[Exercise instructions]
Each entry below is to be given again word for word, with no pictures.

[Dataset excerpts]
— Begin —

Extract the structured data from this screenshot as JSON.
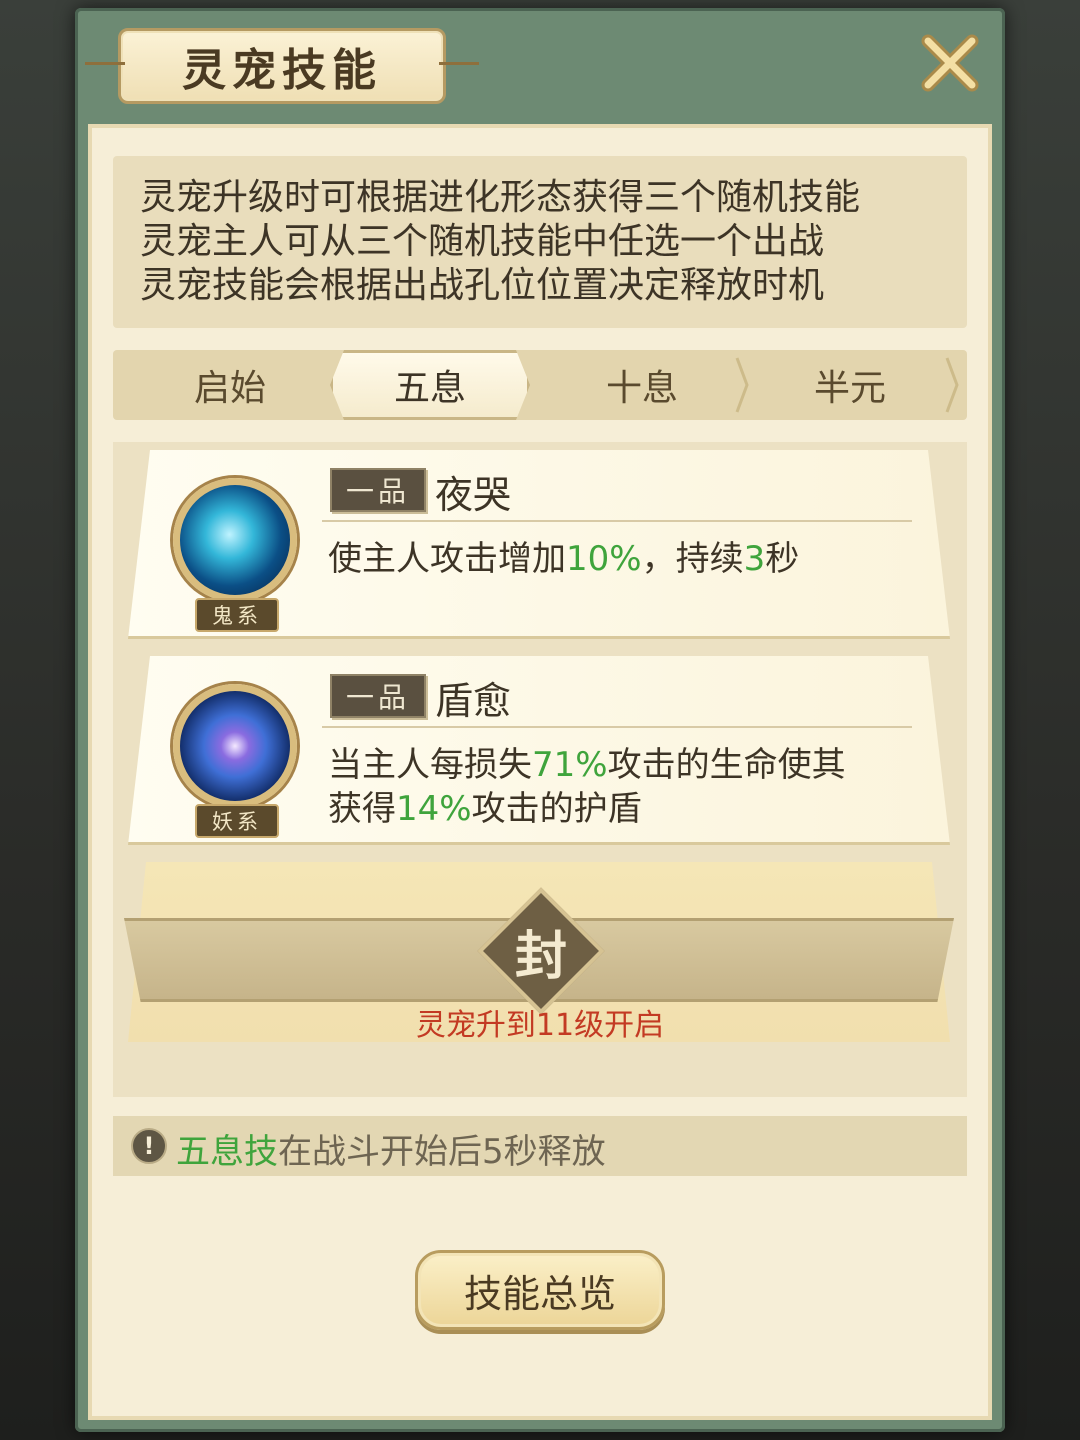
{
  "title": "灵宠技能",
  "description": [
    "灵宠升级时可根据进化形态获得三个随机技能",
    "灵宠主人可从三个随机技能中任选一个出战",
    "灵宠技能会根据出战孔位位置决定释放时机"
  ],
  "tabs": [
    {
      "label": "启始",
      "active": false
    },
    {
      "label": "五息",
      "active": true
    },
    {
      "label": "十息",
      "active": false
    },
    {
      "label": "半元",
      "active": false
    }
  ],
  "skills": [
    {
      "type": "鬼系",
      "icon": "water-drop-spirit-icon",
      "grade": "一品",
      "name": "夜哭",
      "desc": [
        {
          "t": "使主人攻击增加",
          "green": false
        },
        {
          "t": "10%",
          "green": true
        },
        {
          "t": "，持续",
          "green": false
        },
        {
          "t": "3",
          "green": true
        },
        {
          "t": "秒",
          "green": false
        }
      ]
    },
    {
      "type": "妖系",
      "icon": "vortex-spirit-icon",
      "grade": "一品",
      "name": "盾愈",
      "desc_line1": [
        {
          "t": "当主人每损失",
          "green": false
        },
        {
          "t": "71%",
          "green": true
        },
        {
          "t": "攻击的生命使其",
          "green": false
        }
      ],
      "desc_line2": [
        {
          "t": "获得",
          "green": false
        },
        {
          "t": "14%",
          "green": true
        },
        {
          "t": "攻击的护盾",
          "green": false
        }
      ]
    }
  ],
  "locked_slot": {
    "seal": "封",
    "unlock_text": "灵宠升到11级开启"
  },
  "tip": {
    "icon": "exclamation-icon",
    "highlight": "五息技",
    "rest": "在战斗开始后5秒释放"
  },
  "overview_button": "技能总览",
  "colors": {
    "frame_green": "#6d8a73",
    "parchment": "#f6eed7",
    "value_green": "#3fa43c",
    "unlock_red": "#c33a23"
  }
}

— End —

[Worked answer]
Extract the structured data from this screenshot as JSON.
{
  "title": "灵宠技能",
  "description": [
    "灵宠升级时可根据进化形态获得三个随机技能",
    "灵宠主人可从三个随机技能中任选一个出战",
    "灵宠技能会根据出战孔位位置决定释放时机"
  ],
  "tabs": [
    {
      "label": "启始",
      "active": false
    },
    {
      "label": "五息",
      "active": true
    },
    {
      "label": "十息",
      "active": false
    },
    {
      "label": "半元",
      "active": false
    }
  ],
  "skills": [
    {
      "type": "鬼系",
      "icon": "water-drop-spirit-icon",
      "grade": "一品",
      "name": "夜哭",
      "desc": [
        {
          "t": "使主人攻击增加",
          "green": false
        },
        {
          "t": "10%",
          "green": true
        },
        {
          "t": "，持续",
          "green": false
        },
        {
          "t": "3",
          "green": true
        },
        {
          "t": "秒",
          "green": false
        }
      ]
    },
    {
      "type": "妖系",
      "icon": "vortex-spirit-icon",
      "grade": "一品",
      "name": "盾愈",
      "desc_line1": [
        {
          "t": "当主人每损失",
          "green": false
        },
        {
          "t": "71%",
          "green": true
        },
        {
          "t": "攻击的生命使其",
          "green": false
        }
      ],
      "desc_line2": [
        {
          "t": "获得",
          "green": false
        },
        {
          "t": "14%",
          "green": true
        },
        {
          "t": "攻击的护盾",
          "green": false
        }
      ]
    }
  ],
  "locked_slot": {
    "seal": "封",
    "unlock_text": "灵宠升到11级开启"
  },
  "tip": {
    "icon": "exclamation-icon",
    "highlight": "五息技",
    "rest": "在战斗开始后5秒释放"
  },
  "overview_button": "技能总览",
  "colors": {
    "frame_green": "#6d8a73",
    "parchment": "#f6eed7",
    "value_green": "#3fa43c",
    "unlock_red": "#c33a23"
  }
}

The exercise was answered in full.